104), a “educação cristã, segundo o princípio de Lutero, é educação para a liberdade”.

aos meninos caberia a freqüência diária à escola por uma ou duas horas e, fora dela, deveria se

aprender um ofício; já as meninas deveriam estudar por uma hora na escola e também cumprir

com as tarefas domésticas (OSel, 5, p. 320). Segundo Hisldorf (2006), esse pouco tempo

destinado ao estudo era explicável, visto que se tratava de escola elementar em que o ensino

era apenas religioso e voltado para a aprendizagem da doutrina.

Apesar da ênfase dada por Lutero à leitura da Bíblia e mesmo ao estudo das Sagradas

Escrituras em alemão, em benefício de seu trabalho de interpretação, no período da Reforma

ainda se manteve a tradição oral, presente na Idade Média. Assim, as escolas, sobretudo as

elementares, teriam então continuado a tradição do aprendizado “mais pelo ouvir-dizer-fazer e

a memorização do que pelo domínio da leitura e escrita” (Ibid., p. 167).

Dessa maneira, Jean-François Gilmont (1997, p. 71) afirma que no século XVI há uma

multiplicação de livros, mas essa multiplicação se dá em um mundo em que as relações são

essencialmente orais. Lutero não somente não questiona essa tradição oral, o que era de se

esperar, dada sua ênfase na leitura e interpretação pessoal da Bíblia, mas a utiliza e a defende

nas igrejas. Segundo esse autor,

Ao passo que a criação das Igrejas protestantes está consumada, o final do século XVI não parece ter vivido uma revolução no modo de lidar com o escrito. No domínio religioso, o oral conserva seu lugar de destaque. [...] A preponderância da oralidade não parece, portanto, de forma alguma questionada pela Reforma.

TAREFA A CUMPRIR - No trecho sobre Lutero e a educação, qual é a tradução para o inglês da frase "A preponderância da oralidade não parece, portanto, de forma alguma questionada pela Reforma."?

DADOS -
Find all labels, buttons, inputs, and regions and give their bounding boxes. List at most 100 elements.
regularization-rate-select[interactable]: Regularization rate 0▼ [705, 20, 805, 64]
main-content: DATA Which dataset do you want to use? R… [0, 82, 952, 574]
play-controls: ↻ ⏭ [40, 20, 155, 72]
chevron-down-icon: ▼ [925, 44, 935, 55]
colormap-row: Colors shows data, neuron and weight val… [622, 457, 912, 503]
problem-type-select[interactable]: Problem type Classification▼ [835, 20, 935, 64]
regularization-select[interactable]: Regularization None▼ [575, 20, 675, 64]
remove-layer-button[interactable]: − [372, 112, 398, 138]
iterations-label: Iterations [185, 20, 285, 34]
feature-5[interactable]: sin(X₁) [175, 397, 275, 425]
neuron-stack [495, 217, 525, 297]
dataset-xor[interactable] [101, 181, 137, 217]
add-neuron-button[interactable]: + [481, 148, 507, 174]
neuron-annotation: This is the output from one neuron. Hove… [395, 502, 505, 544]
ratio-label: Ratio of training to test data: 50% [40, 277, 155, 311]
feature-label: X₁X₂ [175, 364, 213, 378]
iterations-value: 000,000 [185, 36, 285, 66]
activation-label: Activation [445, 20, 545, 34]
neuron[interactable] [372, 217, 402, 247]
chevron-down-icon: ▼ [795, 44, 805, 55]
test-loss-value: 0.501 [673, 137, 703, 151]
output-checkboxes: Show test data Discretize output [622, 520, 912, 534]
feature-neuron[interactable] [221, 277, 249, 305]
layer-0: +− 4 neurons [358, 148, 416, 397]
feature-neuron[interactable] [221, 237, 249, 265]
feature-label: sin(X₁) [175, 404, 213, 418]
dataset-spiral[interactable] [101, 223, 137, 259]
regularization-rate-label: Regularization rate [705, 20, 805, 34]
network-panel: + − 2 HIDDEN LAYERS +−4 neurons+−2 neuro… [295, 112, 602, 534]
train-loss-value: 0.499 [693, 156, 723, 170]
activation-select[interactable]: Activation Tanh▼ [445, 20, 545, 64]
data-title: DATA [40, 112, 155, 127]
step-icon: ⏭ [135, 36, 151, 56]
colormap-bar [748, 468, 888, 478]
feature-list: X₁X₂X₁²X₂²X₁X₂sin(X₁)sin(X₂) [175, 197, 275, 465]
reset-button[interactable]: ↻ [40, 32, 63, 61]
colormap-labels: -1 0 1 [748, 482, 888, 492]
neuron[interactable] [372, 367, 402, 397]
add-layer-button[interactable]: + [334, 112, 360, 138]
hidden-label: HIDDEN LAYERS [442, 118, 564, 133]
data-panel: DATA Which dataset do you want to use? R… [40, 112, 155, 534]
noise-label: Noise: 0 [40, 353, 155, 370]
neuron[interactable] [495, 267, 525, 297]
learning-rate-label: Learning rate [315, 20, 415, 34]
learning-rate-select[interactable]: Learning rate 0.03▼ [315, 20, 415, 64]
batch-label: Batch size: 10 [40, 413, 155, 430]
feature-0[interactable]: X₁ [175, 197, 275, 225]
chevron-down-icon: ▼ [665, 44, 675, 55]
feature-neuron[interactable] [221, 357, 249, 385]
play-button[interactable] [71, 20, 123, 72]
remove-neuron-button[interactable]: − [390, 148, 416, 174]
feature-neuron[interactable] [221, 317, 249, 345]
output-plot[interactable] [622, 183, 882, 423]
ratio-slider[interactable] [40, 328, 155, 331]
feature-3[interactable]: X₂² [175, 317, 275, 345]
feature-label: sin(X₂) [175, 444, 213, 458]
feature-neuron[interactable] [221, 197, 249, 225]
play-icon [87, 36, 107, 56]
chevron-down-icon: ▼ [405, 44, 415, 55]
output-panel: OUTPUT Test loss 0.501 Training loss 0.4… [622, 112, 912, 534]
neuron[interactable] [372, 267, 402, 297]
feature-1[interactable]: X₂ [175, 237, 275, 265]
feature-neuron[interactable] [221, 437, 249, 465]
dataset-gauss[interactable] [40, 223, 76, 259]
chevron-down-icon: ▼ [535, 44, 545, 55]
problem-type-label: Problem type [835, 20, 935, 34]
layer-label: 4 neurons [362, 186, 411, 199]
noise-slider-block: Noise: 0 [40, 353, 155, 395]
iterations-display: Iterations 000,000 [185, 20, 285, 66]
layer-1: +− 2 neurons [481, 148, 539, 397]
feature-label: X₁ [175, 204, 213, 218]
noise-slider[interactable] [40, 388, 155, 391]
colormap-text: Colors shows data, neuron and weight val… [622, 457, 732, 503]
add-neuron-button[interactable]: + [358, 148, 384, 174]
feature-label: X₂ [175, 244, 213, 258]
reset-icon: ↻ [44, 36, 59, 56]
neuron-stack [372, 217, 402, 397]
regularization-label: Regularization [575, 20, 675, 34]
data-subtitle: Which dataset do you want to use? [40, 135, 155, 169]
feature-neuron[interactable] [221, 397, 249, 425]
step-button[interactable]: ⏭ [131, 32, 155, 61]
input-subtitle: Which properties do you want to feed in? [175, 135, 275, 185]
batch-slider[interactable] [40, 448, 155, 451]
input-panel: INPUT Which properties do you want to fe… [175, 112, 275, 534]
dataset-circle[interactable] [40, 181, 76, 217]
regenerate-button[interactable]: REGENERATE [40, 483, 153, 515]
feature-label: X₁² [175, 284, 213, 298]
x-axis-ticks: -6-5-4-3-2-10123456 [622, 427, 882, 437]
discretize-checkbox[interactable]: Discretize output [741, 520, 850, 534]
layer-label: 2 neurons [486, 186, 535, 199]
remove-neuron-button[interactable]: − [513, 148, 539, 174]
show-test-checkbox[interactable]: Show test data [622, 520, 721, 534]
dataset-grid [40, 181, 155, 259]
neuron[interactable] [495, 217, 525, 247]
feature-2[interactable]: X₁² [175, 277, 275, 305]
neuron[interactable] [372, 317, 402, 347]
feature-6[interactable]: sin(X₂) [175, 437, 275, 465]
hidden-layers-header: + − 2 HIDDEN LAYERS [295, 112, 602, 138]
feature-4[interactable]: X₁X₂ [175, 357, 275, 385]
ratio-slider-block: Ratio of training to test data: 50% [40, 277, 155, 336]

RESPOSTA DO EXERCÍCIO - The preponderance of orality therefore does not seem to be questioned in any way by the Reformation.